* BEGIN Task data *
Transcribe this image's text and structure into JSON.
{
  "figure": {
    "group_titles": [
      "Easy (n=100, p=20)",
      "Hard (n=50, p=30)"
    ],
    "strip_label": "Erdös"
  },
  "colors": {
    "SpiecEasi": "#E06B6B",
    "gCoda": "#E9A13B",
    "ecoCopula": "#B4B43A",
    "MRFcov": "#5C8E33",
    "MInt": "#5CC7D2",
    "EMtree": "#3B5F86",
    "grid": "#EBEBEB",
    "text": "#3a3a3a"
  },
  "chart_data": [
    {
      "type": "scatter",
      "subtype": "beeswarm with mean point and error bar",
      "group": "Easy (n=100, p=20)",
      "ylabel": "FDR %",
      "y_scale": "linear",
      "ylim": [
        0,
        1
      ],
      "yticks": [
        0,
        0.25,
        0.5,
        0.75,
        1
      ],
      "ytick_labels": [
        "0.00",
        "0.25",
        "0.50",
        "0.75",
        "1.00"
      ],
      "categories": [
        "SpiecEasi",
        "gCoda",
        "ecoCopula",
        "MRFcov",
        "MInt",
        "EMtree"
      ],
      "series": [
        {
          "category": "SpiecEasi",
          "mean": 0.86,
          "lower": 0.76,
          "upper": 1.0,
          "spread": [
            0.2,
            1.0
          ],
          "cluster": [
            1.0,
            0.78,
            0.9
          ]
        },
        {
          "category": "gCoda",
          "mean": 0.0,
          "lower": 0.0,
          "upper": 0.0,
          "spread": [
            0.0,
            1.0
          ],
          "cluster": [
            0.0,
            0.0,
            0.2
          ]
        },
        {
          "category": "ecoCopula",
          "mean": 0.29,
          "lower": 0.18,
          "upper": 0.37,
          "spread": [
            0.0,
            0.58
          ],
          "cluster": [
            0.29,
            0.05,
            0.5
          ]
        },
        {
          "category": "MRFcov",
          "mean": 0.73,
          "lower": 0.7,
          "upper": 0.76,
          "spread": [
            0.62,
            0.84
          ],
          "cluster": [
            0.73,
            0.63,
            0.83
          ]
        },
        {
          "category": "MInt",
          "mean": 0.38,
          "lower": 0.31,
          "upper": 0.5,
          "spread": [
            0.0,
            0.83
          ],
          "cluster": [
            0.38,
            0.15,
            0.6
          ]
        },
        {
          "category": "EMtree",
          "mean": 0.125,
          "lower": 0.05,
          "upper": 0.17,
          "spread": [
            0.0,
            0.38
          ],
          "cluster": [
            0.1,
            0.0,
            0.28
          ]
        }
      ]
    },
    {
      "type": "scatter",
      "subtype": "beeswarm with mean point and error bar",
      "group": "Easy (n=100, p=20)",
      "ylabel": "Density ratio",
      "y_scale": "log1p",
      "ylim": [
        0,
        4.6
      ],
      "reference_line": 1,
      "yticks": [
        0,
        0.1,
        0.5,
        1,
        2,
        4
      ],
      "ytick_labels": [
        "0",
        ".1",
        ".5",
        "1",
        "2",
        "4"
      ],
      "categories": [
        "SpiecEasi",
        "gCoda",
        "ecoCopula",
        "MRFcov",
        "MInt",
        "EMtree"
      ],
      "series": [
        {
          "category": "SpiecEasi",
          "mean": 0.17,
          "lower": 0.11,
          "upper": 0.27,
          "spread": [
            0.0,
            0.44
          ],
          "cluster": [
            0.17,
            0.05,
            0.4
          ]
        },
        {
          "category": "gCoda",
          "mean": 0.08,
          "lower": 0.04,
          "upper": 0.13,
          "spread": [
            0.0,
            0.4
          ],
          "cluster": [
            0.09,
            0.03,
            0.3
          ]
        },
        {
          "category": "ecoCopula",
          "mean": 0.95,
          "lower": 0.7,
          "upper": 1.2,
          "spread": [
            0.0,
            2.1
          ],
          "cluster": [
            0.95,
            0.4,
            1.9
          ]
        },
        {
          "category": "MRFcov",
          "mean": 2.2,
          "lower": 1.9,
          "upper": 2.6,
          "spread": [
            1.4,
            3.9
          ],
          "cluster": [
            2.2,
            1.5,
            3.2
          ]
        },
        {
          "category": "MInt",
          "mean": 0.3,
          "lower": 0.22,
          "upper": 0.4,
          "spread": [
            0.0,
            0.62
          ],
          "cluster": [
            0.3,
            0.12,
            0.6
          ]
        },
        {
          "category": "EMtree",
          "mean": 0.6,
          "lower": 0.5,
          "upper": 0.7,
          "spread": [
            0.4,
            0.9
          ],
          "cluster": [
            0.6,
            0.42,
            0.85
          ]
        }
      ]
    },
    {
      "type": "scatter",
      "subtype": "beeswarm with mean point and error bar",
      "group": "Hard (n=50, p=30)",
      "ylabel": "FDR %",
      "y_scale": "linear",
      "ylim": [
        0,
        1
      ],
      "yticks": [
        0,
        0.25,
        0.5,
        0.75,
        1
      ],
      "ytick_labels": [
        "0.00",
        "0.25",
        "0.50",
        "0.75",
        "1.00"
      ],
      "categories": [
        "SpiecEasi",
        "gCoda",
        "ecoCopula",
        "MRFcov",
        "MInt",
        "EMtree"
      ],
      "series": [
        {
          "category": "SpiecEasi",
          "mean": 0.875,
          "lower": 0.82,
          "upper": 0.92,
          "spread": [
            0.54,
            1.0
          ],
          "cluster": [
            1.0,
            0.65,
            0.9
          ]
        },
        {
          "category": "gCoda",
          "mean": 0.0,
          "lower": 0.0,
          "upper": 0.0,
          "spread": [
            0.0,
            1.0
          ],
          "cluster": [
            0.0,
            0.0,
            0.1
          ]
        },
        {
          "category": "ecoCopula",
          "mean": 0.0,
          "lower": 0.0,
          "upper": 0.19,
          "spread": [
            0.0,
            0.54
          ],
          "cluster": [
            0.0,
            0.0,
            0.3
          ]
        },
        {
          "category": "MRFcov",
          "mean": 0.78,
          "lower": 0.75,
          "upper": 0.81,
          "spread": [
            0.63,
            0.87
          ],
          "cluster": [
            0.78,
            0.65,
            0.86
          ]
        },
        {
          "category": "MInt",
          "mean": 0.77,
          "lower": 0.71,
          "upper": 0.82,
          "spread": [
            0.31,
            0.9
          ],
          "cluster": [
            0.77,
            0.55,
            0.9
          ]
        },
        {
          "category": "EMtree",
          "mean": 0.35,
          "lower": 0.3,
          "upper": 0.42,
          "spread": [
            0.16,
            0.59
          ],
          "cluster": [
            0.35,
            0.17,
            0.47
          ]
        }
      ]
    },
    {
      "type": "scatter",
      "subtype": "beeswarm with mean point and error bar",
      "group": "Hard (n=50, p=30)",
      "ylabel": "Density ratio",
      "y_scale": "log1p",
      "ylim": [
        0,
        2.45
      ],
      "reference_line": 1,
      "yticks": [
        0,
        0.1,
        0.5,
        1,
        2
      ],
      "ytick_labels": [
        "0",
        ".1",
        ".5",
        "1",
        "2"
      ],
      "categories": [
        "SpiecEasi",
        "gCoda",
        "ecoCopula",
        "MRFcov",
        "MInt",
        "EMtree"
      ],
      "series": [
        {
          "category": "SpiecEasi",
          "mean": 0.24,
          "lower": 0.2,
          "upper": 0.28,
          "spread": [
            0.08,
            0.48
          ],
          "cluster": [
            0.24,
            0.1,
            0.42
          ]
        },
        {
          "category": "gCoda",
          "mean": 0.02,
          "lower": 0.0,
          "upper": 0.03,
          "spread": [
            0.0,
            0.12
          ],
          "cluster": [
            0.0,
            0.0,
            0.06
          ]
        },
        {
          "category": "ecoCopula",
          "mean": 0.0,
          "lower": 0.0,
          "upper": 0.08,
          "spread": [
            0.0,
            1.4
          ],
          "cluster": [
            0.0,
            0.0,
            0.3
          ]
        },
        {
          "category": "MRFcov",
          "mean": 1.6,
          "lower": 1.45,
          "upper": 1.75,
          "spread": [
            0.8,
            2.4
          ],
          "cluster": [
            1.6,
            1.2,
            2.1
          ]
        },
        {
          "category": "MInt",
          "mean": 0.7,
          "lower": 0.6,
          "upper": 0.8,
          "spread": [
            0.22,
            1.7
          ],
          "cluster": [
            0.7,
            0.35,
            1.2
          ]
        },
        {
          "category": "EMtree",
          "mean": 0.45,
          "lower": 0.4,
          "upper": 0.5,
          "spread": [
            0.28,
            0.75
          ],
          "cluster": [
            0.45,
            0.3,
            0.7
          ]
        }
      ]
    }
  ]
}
* END Task data *
Requirements: Using the material above, gather every line that includes "text".

Exercise response:
Transcribe this image's text and structure into JSON.
    "text": "#3a3a3a"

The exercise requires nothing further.